• [Exercise requirements]
Each entry below is to be transcribed exactly.

• [Dataset extract]
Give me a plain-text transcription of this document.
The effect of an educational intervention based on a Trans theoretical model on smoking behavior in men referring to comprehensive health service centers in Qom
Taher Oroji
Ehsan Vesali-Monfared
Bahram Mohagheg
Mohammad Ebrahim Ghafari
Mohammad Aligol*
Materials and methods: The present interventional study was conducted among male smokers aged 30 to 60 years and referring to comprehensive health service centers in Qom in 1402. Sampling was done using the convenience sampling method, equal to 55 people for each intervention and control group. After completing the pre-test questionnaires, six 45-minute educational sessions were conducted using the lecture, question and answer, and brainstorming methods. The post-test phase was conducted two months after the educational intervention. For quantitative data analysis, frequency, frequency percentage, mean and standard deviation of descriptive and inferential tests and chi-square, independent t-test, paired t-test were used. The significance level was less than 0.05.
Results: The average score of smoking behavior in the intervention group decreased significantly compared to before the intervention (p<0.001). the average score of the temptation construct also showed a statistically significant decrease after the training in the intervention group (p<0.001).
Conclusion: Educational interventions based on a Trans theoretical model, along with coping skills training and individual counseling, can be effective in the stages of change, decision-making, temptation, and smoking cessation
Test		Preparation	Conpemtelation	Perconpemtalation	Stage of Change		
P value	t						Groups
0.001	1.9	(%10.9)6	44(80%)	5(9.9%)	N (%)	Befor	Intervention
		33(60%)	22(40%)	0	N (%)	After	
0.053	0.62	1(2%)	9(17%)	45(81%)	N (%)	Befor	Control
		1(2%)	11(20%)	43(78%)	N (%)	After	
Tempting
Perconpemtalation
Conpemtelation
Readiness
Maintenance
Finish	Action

• [Solution]
Give me a plain-text transcription of this document.
The effect of an educational intervention based on a Trans theoretical model on smoking behavior in men referring to comprehensive health service centers in Qom
Taher Oroji
Ehsan Vesali-Monfared
Bahram Mohagheg
Mohammad Ebrahim Ghafari
Mohammad Aligol*
Materials and methods: The present interventional study was conducted among male smokers aged 30 to 60 years and referring to comprehensive health service centers in Qom in 1402. Sampling was done using the convenience sampling method, equal to 55 people for each intervention and control group. After completing the pre-test questionnaires, six 45-minute educational sessions were conducted using the lecture, question and answer, and brainstorming methods. The post-test phase was conducted two months after the educational intervention. For quantitative data analysis, frequency, frequency percentage, mean and standard deviation of descriptive and inferential tests and chi-square, independent t-test, paired t-test were used. The significance level was less than 0.05.
Results: The average score of smoking behavior in the intervention group decreased significantly compared to before the intervention (p<0.001). the average score of the temptation construct also showed a statistically significant decrease after the training in the intervention group (p<0.001).
Conclusion: Educational interventions based on a Trans theoretical model, along with coping skills training and individual counseling, can be effective in the stages of change, decision-making, temptation, and smoking cessation
Test		Preparation	Conpemtelation	Perconpemtalation	Stage of Change		
P value	t						Groups
0.001	1.9	(%10.9)6	44(80%)	5(9.9%)	N (%)	Befor	Intervention
		33(60%)	22(40%)	0	N (%)	After	
0.053	0.62	1(2%)	9(17%)	45(81%)	N (%)	Befor	Control
		1(2%)	11(20%)	43(78%)	N (%)	After	
Tempting
Perconpemtalation
Conpemtelation
Readiness
Maintenance
Finish	Action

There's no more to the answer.